-- Begin Records to process --

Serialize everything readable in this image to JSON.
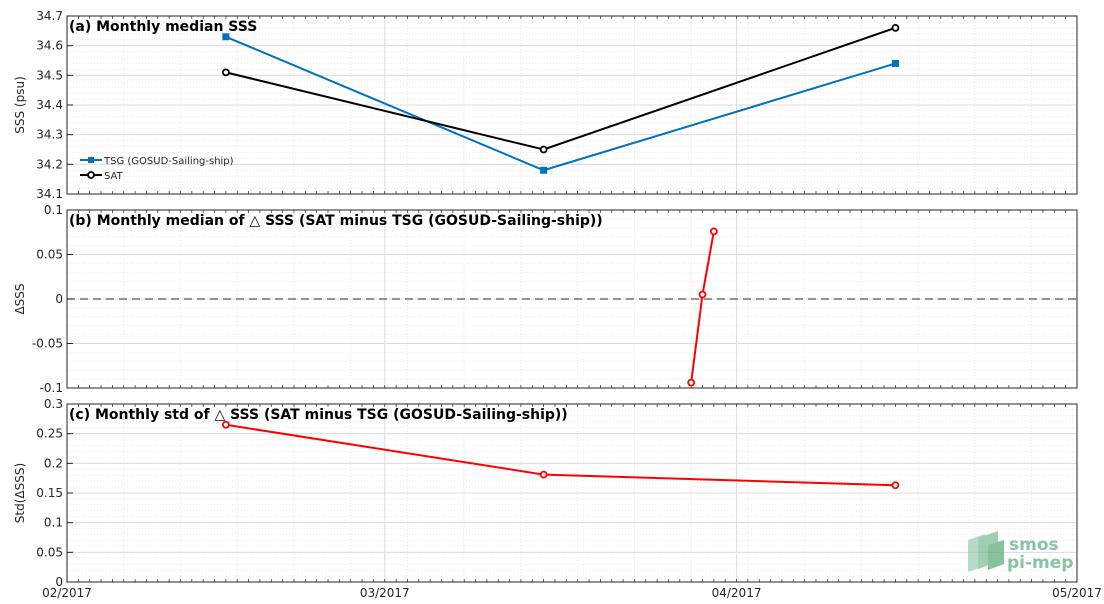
{
  "colors": {
    "tsg": "#0072bd",
    "sat": "#000000",
    "delta": "#ff0000",
    "grid": "#dcdcdc",
    "axis": "#262626",
    "zero_line": "#555555",
    "logo": "#72b894"
  },
  "logo": {
    "line1": "smos",
    "line2": "pi-mep",
    "icon": "smos-pi-mep-logo-icon"
  },
  "chart_data": [
    {
      "type": "line",
      "title": "(a) Monthly median SSS",
      "ylabel": "SSS (psu)",
      "ylim": [
        34.1,
        34.7
      ],
      "yticks": [
        34.1,
        34.2,
        34.3,
        34.4,
        34.5,
        34.6,
        34.7
      ],
      "ytick_labels": [
        "34.1",
        "34.2",
        "34.3",
        "34.4",
        "34.5",
        "34.6",
        "34.7"
      ],
      "xlim": [
        "2017-02-01",
        "2017-05-01"
      ],
      "grid": true,
      "legend_position": "left",
      "series": [
        {
          "name": "TSG (GOSUD-Sailing-ship)",
          "color": "#0072bd",
          "marker": "filled-square",
          "x": [
            "2017-02-15",
            "2017-03-15",
            "2017-04-15"
          ],
          "values": [
            34.63,
            34.18,
            34.54
          ]
        },
        {
          "name": "SAT",
          "color": "#000000",
          "marker": "open-circle",
          "x": [
            "2017-02-15",
            "2017-03-15",
            "2017-04-15"
          ],
          "values": [
            34.51,
            34.25,
            34.66
          ]
        }
      ]
    },
    {
      "type": "line",
      "title": "(b) Monthly median of △ SSS (SAT minus TSG (GOSUD-Sailing-ship))",
      "ylabel": "ΔSSS",
      "ylim": [
        -0.1,
        0.1
      ],
      "yticks": [
        -0.1,
        -0.05,
        0,
        0.05,
        0.1
      ],
      "ytick_labels": [
        "-0.1",
        "-0.05",
        "0",
        "0.05",
        "0.1"
      ],
      "xlim": [
        "2017-02-01",
        "2017-05-01"
      ],
      "grid": true,
      "zero_line": true,
      "series": [
        {
          "color": "#ff0000",
          "marker": "open-circle",
          "x": [
            "2017-03-28",
            "2017-03-29",
            "2017-03-30"
          ],
          "values": [
            -0.094,
            0.005,
            0.076
          ]
        }
      ]
    },
    {
      "type": "line",
      "title": "(c) Monthly std of △ SSS (SAT minus TSG (GOSUD-Sailing-ship))",
      "ylabel": "Std(ΔSSS)",
      "ylim": [
        0,
        0.3
      ],
      "yticks": [
        0,
        0.05,
        0.1,
        0.15,
        0.2,
        0.25,
        0.3
      ],
      "ytick_labels": [
        "0",
        "0.05",
        "0.1",
        "0.15",
        "0.2",
        "0.25",
        "0.3"
      ],
      "xlim": [
        "2017-02-01",
        "2017-05-01"
      ],
      "xticks": [
        "2017-02-01",
        "2017-03-01",
        "2017-04-01",
        "2017-05-01"
      ],
      "xtick_labels": [
        "02/2017",
        "03/2017",
        "04/2017",
        "05/2017"
      ],
      "grid": true,
      "series": [
        {
          "color": "#ff0000",
          "marker": "open-circle",
          "x": [
            "2017-02-15",
            "2017-03-15",
            "2017-04-15"
          ],
          "values": [
            0.265,
            0.181,
            0.163
          ]
        }
      ]
    }
  ]
}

-- End Records to process --

Required work: Find every line in the records above that holds the word "ship", and copy each one.

Output of the task:
          "name": "TSG (GOSUD-Sailing-ship)",
      "title": "(b) Monthly median of △ SSS (SAT minus TSG (GOSUD-Sailing-ship))",
      "title": "(c) Monthly std of △ SSS (SAT minus TSG (GOSUD-Sailing-ship))",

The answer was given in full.